===== Records
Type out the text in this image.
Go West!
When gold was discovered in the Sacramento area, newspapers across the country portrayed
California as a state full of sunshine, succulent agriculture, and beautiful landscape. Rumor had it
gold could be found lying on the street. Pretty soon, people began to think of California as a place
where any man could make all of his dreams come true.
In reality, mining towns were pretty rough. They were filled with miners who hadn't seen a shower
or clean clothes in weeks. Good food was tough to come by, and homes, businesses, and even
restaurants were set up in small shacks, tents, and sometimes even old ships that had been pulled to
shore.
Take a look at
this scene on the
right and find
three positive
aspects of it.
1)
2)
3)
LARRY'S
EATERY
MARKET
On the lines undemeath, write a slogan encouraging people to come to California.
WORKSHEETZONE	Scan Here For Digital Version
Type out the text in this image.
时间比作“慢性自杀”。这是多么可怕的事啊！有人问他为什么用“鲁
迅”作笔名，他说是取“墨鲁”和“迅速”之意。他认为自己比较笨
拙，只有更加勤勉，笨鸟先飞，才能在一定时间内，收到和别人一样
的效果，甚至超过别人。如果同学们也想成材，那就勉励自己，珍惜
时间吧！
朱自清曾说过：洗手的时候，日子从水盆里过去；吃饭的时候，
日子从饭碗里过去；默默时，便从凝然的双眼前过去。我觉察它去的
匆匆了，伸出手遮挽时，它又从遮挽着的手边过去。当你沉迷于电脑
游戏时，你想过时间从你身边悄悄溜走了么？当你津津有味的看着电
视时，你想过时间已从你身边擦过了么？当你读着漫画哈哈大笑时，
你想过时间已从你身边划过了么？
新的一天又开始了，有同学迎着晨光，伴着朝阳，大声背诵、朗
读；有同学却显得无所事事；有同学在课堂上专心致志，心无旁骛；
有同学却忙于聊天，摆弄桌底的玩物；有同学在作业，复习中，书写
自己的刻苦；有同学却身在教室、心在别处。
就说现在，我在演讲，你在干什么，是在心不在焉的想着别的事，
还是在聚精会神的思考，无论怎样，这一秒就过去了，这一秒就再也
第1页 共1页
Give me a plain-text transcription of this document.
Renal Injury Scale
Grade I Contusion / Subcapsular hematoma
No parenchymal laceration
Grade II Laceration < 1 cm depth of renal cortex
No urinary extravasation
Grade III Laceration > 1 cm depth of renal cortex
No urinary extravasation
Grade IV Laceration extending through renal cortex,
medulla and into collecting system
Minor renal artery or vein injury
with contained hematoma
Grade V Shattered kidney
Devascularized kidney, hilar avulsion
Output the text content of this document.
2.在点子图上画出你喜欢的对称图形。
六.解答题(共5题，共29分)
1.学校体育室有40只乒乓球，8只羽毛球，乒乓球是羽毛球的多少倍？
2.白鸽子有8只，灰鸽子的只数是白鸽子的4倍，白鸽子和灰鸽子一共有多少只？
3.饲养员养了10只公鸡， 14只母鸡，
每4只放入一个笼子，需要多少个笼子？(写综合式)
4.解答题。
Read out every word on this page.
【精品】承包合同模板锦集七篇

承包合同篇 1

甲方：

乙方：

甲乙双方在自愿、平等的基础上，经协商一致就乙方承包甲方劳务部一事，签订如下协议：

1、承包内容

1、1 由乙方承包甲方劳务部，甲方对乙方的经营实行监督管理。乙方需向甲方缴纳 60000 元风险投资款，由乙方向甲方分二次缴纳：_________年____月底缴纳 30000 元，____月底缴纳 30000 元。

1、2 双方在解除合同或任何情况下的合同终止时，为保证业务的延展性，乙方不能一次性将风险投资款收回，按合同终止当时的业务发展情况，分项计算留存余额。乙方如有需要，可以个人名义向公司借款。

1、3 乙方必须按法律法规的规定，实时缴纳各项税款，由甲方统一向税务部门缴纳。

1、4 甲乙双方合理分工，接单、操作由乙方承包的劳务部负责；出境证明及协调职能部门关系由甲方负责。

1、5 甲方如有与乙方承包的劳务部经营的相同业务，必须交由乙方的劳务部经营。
==========
# [Aim of the exercise]
Each line above that holds the string "were" should be copied and shown.

# [Answer for the task]
In reality, mining towns were pretty rough. They were filled with miners who hadn't seen a shower
restaurants were set up in small shacks, tents, and sometimes even old ships that had been pulled to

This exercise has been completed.